### Aim
What is the count of lines that hold the word "cuentas"? Give only the number.

____

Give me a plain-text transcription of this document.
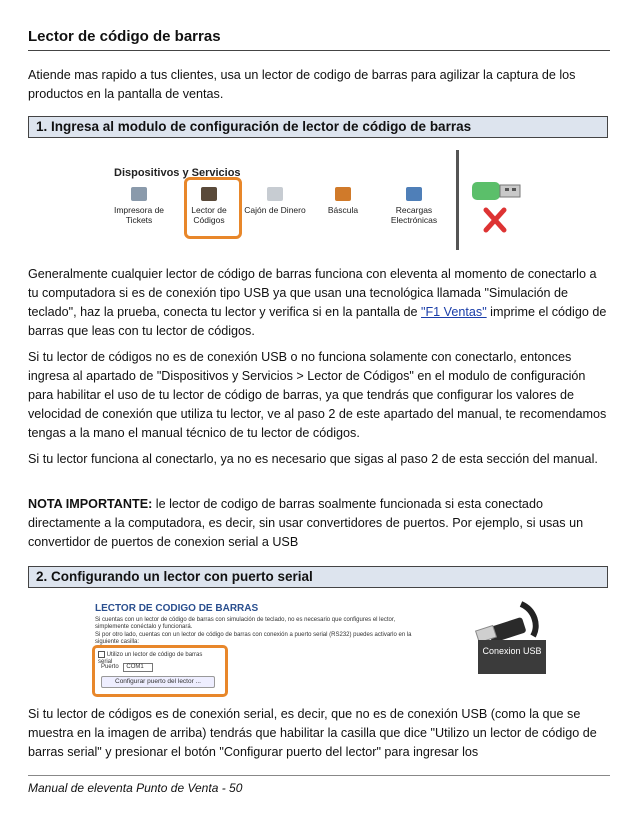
Lector de código de barras

Atiende mas rapido a tus clientes, usa un lector de codigo de barras para agilizar la captura de los productos en la pantalla de ventas.

1. Ingresa al modulo de configuración de lector de código de barras
Dispositivos y Servicios
Impresora de
Tickets
Lector de
Códigos
Cajón de Dinero	Báscula	Recargas
Electrónicas

Generalmente cualquier lector de código de barras funciona con eleventa al momento de conectarlo a tu computadora si es de conexión tipo USB ya que usan una tecnológica llamada "Simulación de teclado", haz la prueba, conecta tu lector y verifica si en la pantalla de "F1 Ventas" imprime el código de barras que leas con tu lector de códigos.

Si tu lector de códigos no es de conexión USB o no funciona solamente con conectarlo, entonces ingresa al apartado de "Dispositivos y Servicios > Lector de Códigos" en el modulo de configuración para habilitar el uso de tu lector de código de barras, ya que tendrás que configurar los valores de velocidad de conexión que utiliza tu lector, ve al paso 2 de este apartado del manual, te recomendamos tengas a la mano el manual técnico de tu lector de códigos.

Si tu lector funciona al conectarlo, ya no es necesario que sigas al paso 2 de esta sección del manual.

NOTA IMPORTANTE: le lector de codigo de barras soalmente funcionada si esta conectado directamente a la computadora, es decir, sin usar convertidores de puertos. Por ejemplo, si usas un convertidor de puertos de conexion serial a USB

2. Configurando un lector con puerto serial
LECTOR DE CODIGO DE BARRAS
Si cuentas con un lector de código de barras con simulación de teclado, no es necesario que configures el lector, simplemente conéctalo y funcionará.
Si por otro lado, cuentas con un lector de código de barras con conexión a puerto serial (RS232) puedes activarlo en la siguiente casilla:
Utilizo un lector de código de barras serial
Puerto COM1
Configurar puerto del lector ...
Conexion USB

Si tu lector de códigos es de conexión serial, es decir, que no es de conexión USB (como la que se muestra en la imagen de arriba) tendrás que habilitar la casilla que dice "Utilizo un lector de código de barras serial" y presionar el botón "Configurar puerto del lector" para ingresar los

Manual de eleventa Punto de Venta - 50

____

### Solved problem
2